Can you reproduce the data beneath, keeping every line exact?

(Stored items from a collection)
-*-*-
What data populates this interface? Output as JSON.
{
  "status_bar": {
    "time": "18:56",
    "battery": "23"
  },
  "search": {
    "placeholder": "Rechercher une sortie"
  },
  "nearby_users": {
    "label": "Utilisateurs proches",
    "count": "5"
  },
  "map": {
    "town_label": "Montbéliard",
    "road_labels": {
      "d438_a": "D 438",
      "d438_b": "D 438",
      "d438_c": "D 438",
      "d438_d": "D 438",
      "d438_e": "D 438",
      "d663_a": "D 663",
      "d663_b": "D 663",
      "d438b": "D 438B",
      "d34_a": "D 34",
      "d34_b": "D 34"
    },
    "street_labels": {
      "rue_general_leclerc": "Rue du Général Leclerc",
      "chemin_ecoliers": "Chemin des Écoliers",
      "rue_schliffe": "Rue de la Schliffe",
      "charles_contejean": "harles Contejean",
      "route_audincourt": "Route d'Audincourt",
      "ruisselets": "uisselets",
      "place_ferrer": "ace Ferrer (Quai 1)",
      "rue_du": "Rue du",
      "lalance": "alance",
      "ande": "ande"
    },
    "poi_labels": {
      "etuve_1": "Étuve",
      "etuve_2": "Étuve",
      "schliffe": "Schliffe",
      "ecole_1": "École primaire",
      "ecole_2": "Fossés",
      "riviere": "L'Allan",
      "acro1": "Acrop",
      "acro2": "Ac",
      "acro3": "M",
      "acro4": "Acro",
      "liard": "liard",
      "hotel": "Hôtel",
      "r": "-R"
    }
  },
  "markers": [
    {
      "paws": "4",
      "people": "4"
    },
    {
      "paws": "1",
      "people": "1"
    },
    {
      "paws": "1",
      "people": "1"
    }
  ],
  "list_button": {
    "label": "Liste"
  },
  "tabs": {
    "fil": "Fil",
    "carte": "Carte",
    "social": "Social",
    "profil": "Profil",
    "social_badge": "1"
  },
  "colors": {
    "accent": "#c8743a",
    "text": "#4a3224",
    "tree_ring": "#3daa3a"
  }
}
-*-*-
Exercise solution:
What data populates this interface? Output as JSON.
{
  "status_bar": {
    "time": "18:56",
    "battery": "23"
  },
  "search": {
    "placeholder": "Rechercher une sortie"
  },
  "nearby_users": {
    "label": "Utilisateurs proches",
    "count": "5"
  },
  "map": {
    "town_label": "Montbéliard",
    "road_labels": {
      "d438_a": "D 438",
      "d438_b": "D 438",
      "d438_c": "D 438",
      "d438_d": "D 438",
      "d438_e": "D 438",
      "d663_a": "D 663",
      "d663_b": "D 663",
      "d438b": "D 438B",
      "d34_a": "D 34",
      "d34_b": "D 34"
    },
    "street_labels": {
      "rue_general_leclerc": "Rue du Général Leclerc",
      "chemin_ecoliers": "Chemin des Écoliers",
      "rue_schliffe": "Rue de la Schliffe",
      "charles_contejean": "harles Contejean",
      "route_audincourt": "Route d'Audincourt",
      "ruisselets": "uisselets",
      "place_ferrer": "ace Ferrer (Quai 1)",
      "rue_du": "Rue du",
      "lalance": "alance",
      "ande": "ande"
    },
    "poi_labels": {
      "etuve_1": "Étuve",
      "etuve_2": "Étuve",
      "schliffe": "Schliffe",
      "ecole_1": "École primaire",
      "ecole_2": "Fossés",
      "riviere": "L'Allan",
      "acro1": "Acrop",
      "acro2": "Ac",
      "acro3": "M",
      "acro4": "Acro",
      "liard": "liard",
      "hotel": "Hôtel",
      "r": "-R"
    }
  },
  "markers": [
    {
      "paws": "4",
      "people": "4"
    },
    {
      "paws": "1",
      "people": "1"
    },
    {
      "paws": "1",
      "people": "1"
    }
  ],
  "list_button": {
    "label": "Liste"
  },
  "tabs": {
    "fil": "Fil",
    "carte": "Carte",
    "social": "Social",
    "profil": "Profil",
    "social_badge": "1"
  },
  "colors": {
    "accent": "#c8743a",
    "text": "#4a3224",
    "tree_ring": "#3daa3a"
  }
}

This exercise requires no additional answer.